#### Excerpted data:
* start *

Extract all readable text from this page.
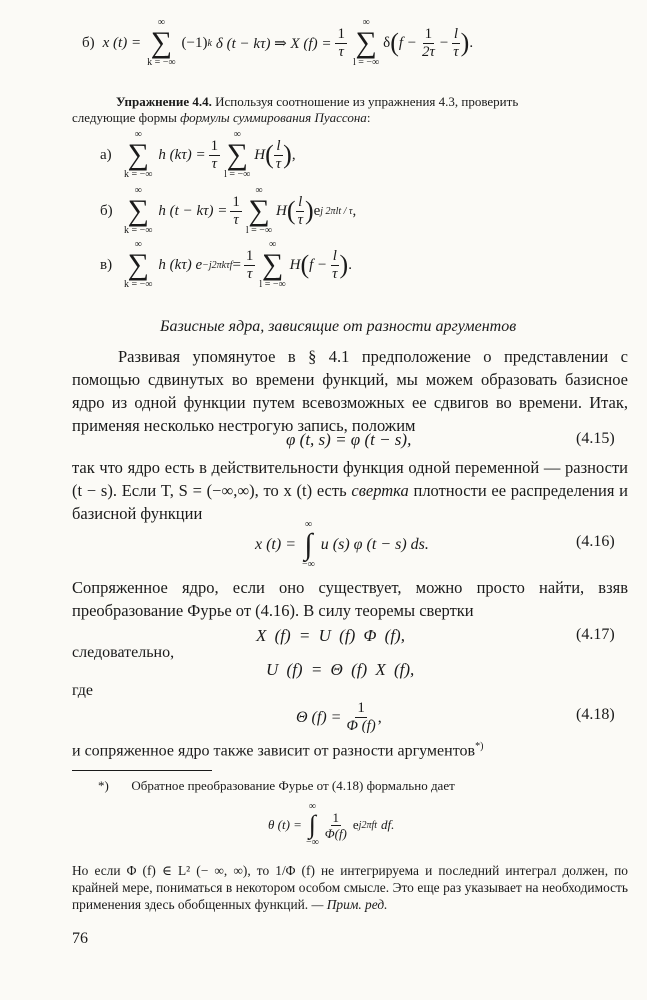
б) x (t) =
∞
∑
k = −∞
(−1) k δ (t − kτ) ⇒ X $(f) = \frac{1}{\tau}$
∞
∑
l = −∞
δ ( $f - \frac{1}{2\tau} - \frac{l}{\tau}$ ) .
Упражнение 4.4. Используя соотношение из упражнения 4.3, проверить
следующие формы формулы суммирования Пуассона:
а)
∞
∑
k = −∞
h $(k\tau) = \frac{1}{\tau}$
∞
∑
l = −∞
H ( $\frac{l}{\tau}$ ) ,
б)
∞
∑
k = −∞
h $(t - k\tau) = \frac{1}{\tau}$
∞
∑
l = −∞
H ( $\frac{l}{\tau}$ ) e j 2πlt / τ ,
в)
∞
∑
k = −∞
h (kτ) $e -j2\pi k\tau f = \frac{1}{\tau}$
∞
∑
l = −∞
H ( $f - \frac{l}{\tau}$ ) .
Базисные ядра, зависящие от разности аргументов
Развивая упомянутое в § 4.1 предположение о представлении с помощью сдвинутых во времени функций, мы можем образовать базисное ядро из одной функции путем всевозможных ее сдвигов во времени. Итак, применяя несколько нестрогую запись, положим
φ (t, s) = φ (t − s),	(4.15)
так что ядро есть в действительности функция одной переменной — разности (t − s). Если T, S = (−∞,∞), то x (t) есть свертка плотности ее распределения и базисной функции
x (t) =
∞
∫
−∞
u (s) φ (t − s) ds.	(4.16)
Сопряженное ядро, если оно существует, можно просто найти, взяв преобразование Фурье от (4.16). В силу теоремы свертки
X (f) = U (f) Φ (f),	(4.17)
следовательно,
U (f) = Θ (f) X (f),
где
Θ $(f) = \frac{1}{\Phi (f)}$ ,	(4.18)
и сопряженное ядро также зависит от разности аргументов*)
*) Обратное преобразование Фурье от (4.18) формально дает
θ (t) =
∞
∫
−∞
$\frac{1}{\Phi(f)}$ e j2πft df.
Но если Φ (f) ∈ L² (− ∞, ∞), то 1/Φ (f) не интегрируема и последний интеграл должен, по крайней мере, пониматься в некотором особом смысле. Это еще раз указывает на необходимость применения здесь обобщенных функций. — Прим. ред.
76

* end *

Search the listing for the word "одной". Copy every line in which it occurs.

#### Task answer:
Развивая упомянутое в § 4.1 предположение о представлении с помощью сдвинутых во времени функций, мы можем образовать базисное ядро из одной функции путем всевозможных ее сдвигов во времени. Итак, применяя несколько нестрогую запись, положим
так что ядро есть в действительности функция одной переменной — разности (t − s). Если T, S = (−∞,∞), то x (t) есть свертка плотности ее распределения и базисной функции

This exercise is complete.